__Selected passage__.
Content starts
Ion-milling samples of gilsonite presented considerable operational difficulties. It was very challenging to prepare a sufficiently large piece of intact gilsonite onto the mount for AIM because of sample breakage and friability. Multiple attempts were required to obtain a single sample with sufficient integrity. Ultimately, the sample was placed directly into the SEM while still mounted on the mount for AIM. The risk of losing the sample was quite high if any attempt was made to demount from the AIM mount.
The sample was ultimately loaded in the SEM (FEI Helios 650 Small Dual Beam) for further examination. Imaging in the SEM was carried out at 1–5 kV to offset any surface charging, and to obtain better images on the surface of the sample.
Content ends
Page layout parsing data:
Content starts
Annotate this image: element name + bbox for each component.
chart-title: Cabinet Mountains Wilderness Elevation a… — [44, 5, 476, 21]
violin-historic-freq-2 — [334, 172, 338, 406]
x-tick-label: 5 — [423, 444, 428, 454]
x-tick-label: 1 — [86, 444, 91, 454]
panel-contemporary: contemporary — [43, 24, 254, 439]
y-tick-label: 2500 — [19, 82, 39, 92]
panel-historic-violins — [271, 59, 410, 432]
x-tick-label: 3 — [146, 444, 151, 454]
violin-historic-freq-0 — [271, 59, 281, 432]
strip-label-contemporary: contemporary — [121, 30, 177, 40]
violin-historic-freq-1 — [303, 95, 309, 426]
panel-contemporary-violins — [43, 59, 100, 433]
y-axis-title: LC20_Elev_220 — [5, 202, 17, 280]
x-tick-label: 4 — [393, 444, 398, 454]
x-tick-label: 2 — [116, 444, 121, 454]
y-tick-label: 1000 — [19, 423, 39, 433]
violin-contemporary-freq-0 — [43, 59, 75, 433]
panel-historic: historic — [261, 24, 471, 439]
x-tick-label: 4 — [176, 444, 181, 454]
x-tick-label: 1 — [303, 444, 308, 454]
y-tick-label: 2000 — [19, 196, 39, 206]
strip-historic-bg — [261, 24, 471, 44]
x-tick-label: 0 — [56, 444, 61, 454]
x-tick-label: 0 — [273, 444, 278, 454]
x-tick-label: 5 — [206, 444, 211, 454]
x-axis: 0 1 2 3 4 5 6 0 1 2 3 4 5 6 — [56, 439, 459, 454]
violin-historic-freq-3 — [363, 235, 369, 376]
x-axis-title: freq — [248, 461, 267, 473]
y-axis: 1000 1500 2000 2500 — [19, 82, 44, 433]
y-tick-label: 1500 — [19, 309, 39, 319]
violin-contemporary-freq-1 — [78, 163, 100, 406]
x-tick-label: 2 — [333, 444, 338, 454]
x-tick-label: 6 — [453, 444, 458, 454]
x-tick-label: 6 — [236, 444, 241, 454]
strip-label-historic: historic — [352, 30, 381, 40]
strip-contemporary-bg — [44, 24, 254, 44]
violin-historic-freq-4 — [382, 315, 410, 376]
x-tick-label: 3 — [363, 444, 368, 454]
Content ends
__Required work__.
A) Rewrite the gilsonite ion-milling passage starting with "Ion-milling samples of" and going on through "of the sample.", putting "scanning electron microscope" in place of "SEM".
B) According to the gilsonite ion-milling passage, at what voltage range was imaging in the SEM carried out?

__Written answers__.
A)
Ion-milling samples of gilsonite presented considerable operational difficulties. It was very challenging to prepare a sufficiently large piece of intact gilsonite onto the mount for AIM because of sample breakage and friability. Multiple attempts were required to obtain a single sample with sufficient integrity. Ultimately, the sample was placed directly into the scanning electron microscope while still mounted on the mount for AIM. The risk of losing the sample was quite high if any attempt was made to demount from the AIM mount.
The sample was ultimately loaded in the scanning electron microscope (FEI Helios 650 Small Dual Beam) for further examination. Imaging in the scanning electron microscope was carried out at 1–5 kV to offset any surface charging, and to obtain better images on the surface of the sample.

B) 1–5 kV